>> begin RECORDS SHOWN

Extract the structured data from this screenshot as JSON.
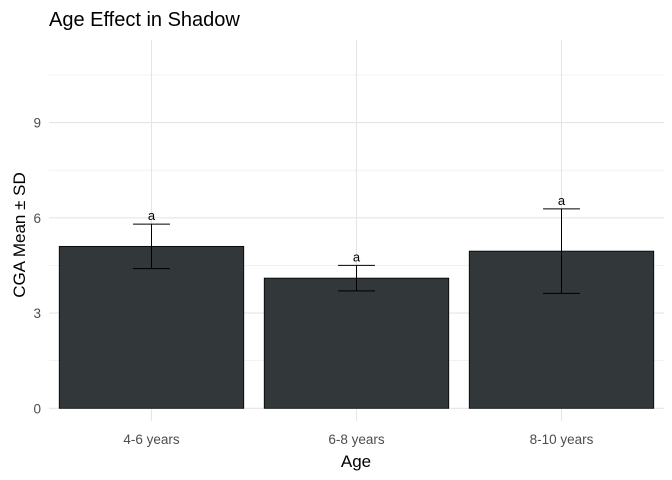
{
  "chart_data": {
    "type": "bar",
    "title": "Age Effect in Shadow",
    "xlabel": "Age",
    "ylabel": "CGA Mean ± SD",
    "categories": [
      "4-6 years",
      "6-8 years",
      "8-10 years"
    ],
    "values": [
      5.1,
      4.1,
      4.95
    ],
    "sd": [
      0.7,
      0.4,
      1.33
    ],
    "significance_labels": [
      "a",
      "a",
      "a"
    ],
    "ylim": [
      -0.4,
      11.6
    ],
    "yticks": [
      0,
      3,
      6,
      9
    ],
    "ytick_labels": [
      "0",
      "3",
      "6",
      "9"
    ],
    "grid": true,
    "bar_color": "#323739"
  }
}
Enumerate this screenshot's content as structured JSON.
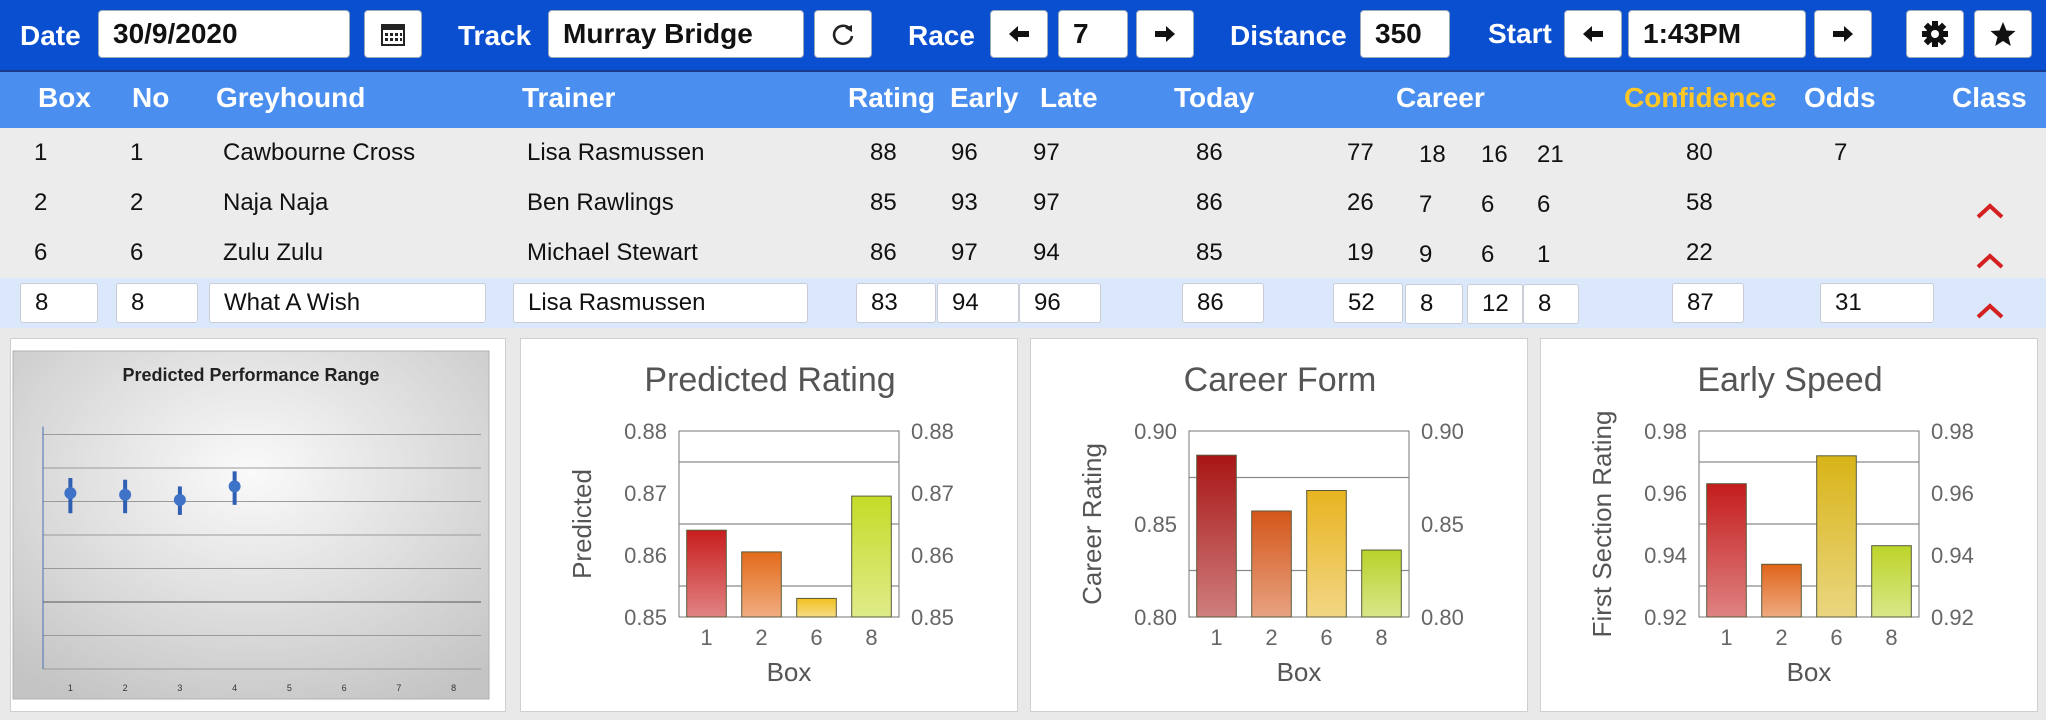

>> end RECORDS SHOWN

In the copy, include no pictures; restate the listing above exactly.

● PROBLEM SOLUTION:
Extract the structured data from this screenshot as JSON.
{
  "chart_data": {
    "type": "bar",
    "title": "Age Effect in Shadow",
    "xlabel": "Age",
    "ylabel": "CGA Mean ± SD",
    "categories": [
      "4-6 years",
      "6-8 years",
      "8-10 years"
    ],
    "values": [
      5.1,
      4.1,
      4.95
    ],
    "sd": [
      0.7,
      0.4,
      1.33
    ],
    "significance_labels": [
      "a",
      "a",
      "a"
    ],
    "ylim": [
      -0.4,
      11.6
    ],
    "yticks": [
      0,
      3,
      6,
      9
    ],
    "ytick_labels": [
      "0",
      "3",
      "6",
      "9"
    ],
    "grid": true,
    "bar_color": "#323739"
  }
}
Enumerate this screenshot's content as structured JSON.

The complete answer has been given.